To be done: Print out each entry below exactly, please.

Data provided:

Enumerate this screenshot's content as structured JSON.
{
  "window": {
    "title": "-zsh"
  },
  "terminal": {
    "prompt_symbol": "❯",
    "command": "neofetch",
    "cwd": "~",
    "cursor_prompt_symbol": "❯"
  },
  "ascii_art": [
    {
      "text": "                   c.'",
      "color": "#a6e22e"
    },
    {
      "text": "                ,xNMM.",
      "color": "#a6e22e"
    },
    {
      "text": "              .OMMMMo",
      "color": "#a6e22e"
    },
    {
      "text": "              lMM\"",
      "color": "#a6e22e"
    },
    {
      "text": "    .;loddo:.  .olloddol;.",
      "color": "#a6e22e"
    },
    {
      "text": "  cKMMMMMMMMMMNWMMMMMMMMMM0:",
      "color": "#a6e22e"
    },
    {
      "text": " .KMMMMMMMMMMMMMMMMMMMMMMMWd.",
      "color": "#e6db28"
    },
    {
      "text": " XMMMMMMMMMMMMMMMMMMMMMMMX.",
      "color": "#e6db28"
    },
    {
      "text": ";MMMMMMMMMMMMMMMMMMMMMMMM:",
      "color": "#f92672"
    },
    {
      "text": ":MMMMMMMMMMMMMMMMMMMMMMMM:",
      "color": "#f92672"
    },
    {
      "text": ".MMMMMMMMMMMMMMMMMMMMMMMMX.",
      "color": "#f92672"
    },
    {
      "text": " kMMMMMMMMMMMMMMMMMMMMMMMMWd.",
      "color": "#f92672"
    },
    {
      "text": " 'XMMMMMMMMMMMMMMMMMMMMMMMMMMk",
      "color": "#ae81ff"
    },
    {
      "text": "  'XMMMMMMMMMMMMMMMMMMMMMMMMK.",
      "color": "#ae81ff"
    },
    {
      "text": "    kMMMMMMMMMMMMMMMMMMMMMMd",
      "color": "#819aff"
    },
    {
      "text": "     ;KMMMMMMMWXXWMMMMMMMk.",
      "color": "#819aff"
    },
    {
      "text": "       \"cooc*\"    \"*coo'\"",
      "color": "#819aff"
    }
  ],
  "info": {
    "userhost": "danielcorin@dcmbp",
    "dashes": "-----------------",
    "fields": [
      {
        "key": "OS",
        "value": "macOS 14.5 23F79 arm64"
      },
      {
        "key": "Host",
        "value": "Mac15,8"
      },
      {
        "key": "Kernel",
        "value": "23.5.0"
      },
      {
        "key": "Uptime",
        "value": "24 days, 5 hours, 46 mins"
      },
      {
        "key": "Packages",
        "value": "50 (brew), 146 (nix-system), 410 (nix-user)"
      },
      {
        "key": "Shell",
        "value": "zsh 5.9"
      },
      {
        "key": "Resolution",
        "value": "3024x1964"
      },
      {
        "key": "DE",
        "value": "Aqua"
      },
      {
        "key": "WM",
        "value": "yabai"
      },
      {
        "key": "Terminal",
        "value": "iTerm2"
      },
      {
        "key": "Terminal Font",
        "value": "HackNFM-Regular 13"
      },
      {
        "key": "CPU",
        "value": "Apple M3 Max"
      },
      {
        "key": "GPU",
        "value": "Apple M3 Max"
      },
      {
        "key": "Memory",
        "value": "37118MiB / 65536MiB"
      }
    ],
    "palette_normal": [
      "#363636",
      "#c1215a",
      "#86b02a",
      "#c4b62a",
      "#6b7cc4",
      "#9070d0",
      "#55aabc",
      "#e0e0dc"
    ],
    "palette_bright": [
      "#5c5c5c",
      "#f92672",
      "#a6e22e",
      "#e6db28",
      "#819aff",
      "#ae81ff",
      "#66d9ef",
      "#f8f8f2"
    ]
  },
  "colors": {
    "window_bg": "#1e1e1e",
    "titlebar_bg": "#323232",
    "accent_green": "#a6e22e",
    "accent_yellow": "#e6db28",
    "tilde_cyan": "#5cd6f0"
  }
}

Solution:
Enumerate this screenshot's content as structured JSON.
{
  "window": {
    "title": "-zsh"
  },
  "terminal": {
    "prompt_symbol": "❯",
    "command": "neofetch",
    "cwd": "~",
    "cursor_prompt_symbol": "❯"
  },
  "ascii_art": [
    {
      "text": "                   c.'",
      "color": "#a6e22e"
    },
    {
      "text": "                ,xNMM.",
      "color": "#a6e22e"
    },
    {
      "text": "              .OMMMMo",
      "color": "#a6e22e"
    },
    {
      "text": "              lMM\"",
      "color": "#a6e22e"
    },
    {
      "text": "    .;loddo:.  .olloddol;.",
      "color": "#a6e22e"
    },
    {
      "text": "  cKMMMMMMMMMMNWMMMMMMMMMM0:",
      "color": "#a6e22e"
    },
    {
      "text": " .KMMMMMMMMMMMMMMMMMMMMMMMWd.",
      "color": "#e6db28"
    },
    {
      "text": " XMMMMMMMMMMMMMMMMMMMMMMMX.",
      "color": "#e6db28"
    },
    {
      "text": ";MMMMMMMMMMMMMMMMMMMMMMMM:",
      "color": "#f92672"
    },
    {
      "text": ":MMMMMMMMMMMMMMMMMMMMMMMM:",
      "color": "#f92672"
    },
    {
      "text": ".MMMMMMMMMMMMMMMMMMMMMMMMX.",
      "color": "#f92672"
    },
    {
      "text": " kMMMMMMMMMMMMMMMMMMMMMMMMWd.",
      "color": "#f92672"
    },
    {
      "text": " 'XMMMMMMMMMMMMMMMMMMMMMMMMMMk",
      "color": "#ae81ff"
    },
    {
      "text": "  'XMMMMMMMMMMMMMMMMMMMMMMMMK.",
      "color": "#ae81ff"
    },
    {
      "text": "    kMMMMMMMMMMMMMMMMMMMMMMd",
      "color": "#819aff"
    },
    {
      "text": "     ;KMMMMMMMWXXWMMMMMMMk.",
      "color": "#819aff"
    },
    {
      "text": "       \"cooc*\"    \"*coo'\"",
      "color": "#819aff"
    }
  ],
  "info": {
    "userhost": "danielcorin@dcmbp",
    "dashes": "-----------------",
    "fields": [
      {
        "key": "OS",
        "value": "macOS 14.5 23F79 arm64"
      },
      {
        "key": "Host",
        "value": "Mac15,8"
      },
      {
        "key": "Kernel",
        "value": "23.5.0"
      },
      {
        "key": "Uptime",
        "value": "24 days, 5 hours, 46 mins"
      },
      {
        "key": "Packages",
        "value": "50 (brew), 146 (nix-system), 410 (nix-user)"
      },
      {
        "key": "Shell",
        "value": "zsh 5.9"
      },
      {
        "key": "Resolution",
        "value": "3024x1964"
      },
      {
        "key": "DE",
        "value": "Aqua"
      },
      {
        "key": "WM",
        "value": "yabai"
      },
      {
        "key": "Terminal",
        "value": "iTerm2"
      },
      {
        "key": "Terminal Font",
        "value": "HackNFM-Regular 13"
      },
      {
        "key": "CPU",
        "value": "Apple M3 Max"
      },
      {
        "key": "GPU",
        "value": "Apple M3 Max"
      },
      {
        "key": "Memory",
        "value": "37118MiB / 65536MiB"
      }
    ],
    "palette_normal": [
      "#363636",
      "#c1215a",
      "#86b02a",
      "#c4b62a",
      "#6b7cc4",
      "#9070d0",
      "#55aabc",
      "#e0e0dc"
    ],
    "palette_bright": [
      "#5c5c5c",
      "#f92672",
      "#a6e22e",
      "#e6db28",
      "#819aff",
      "#ae81ff",
      "#66d9ef",
      "#f8f8f2"
    ]
  },
  "colors": {
    "window_bg": "#1e1e1e",
    "titlebar_bg": "#323232",
    "accent_green": "#a6e22e",
    "accent_yellow": "#e6db28",
    "tilde_cyan": "#5cd6f0"
  }
}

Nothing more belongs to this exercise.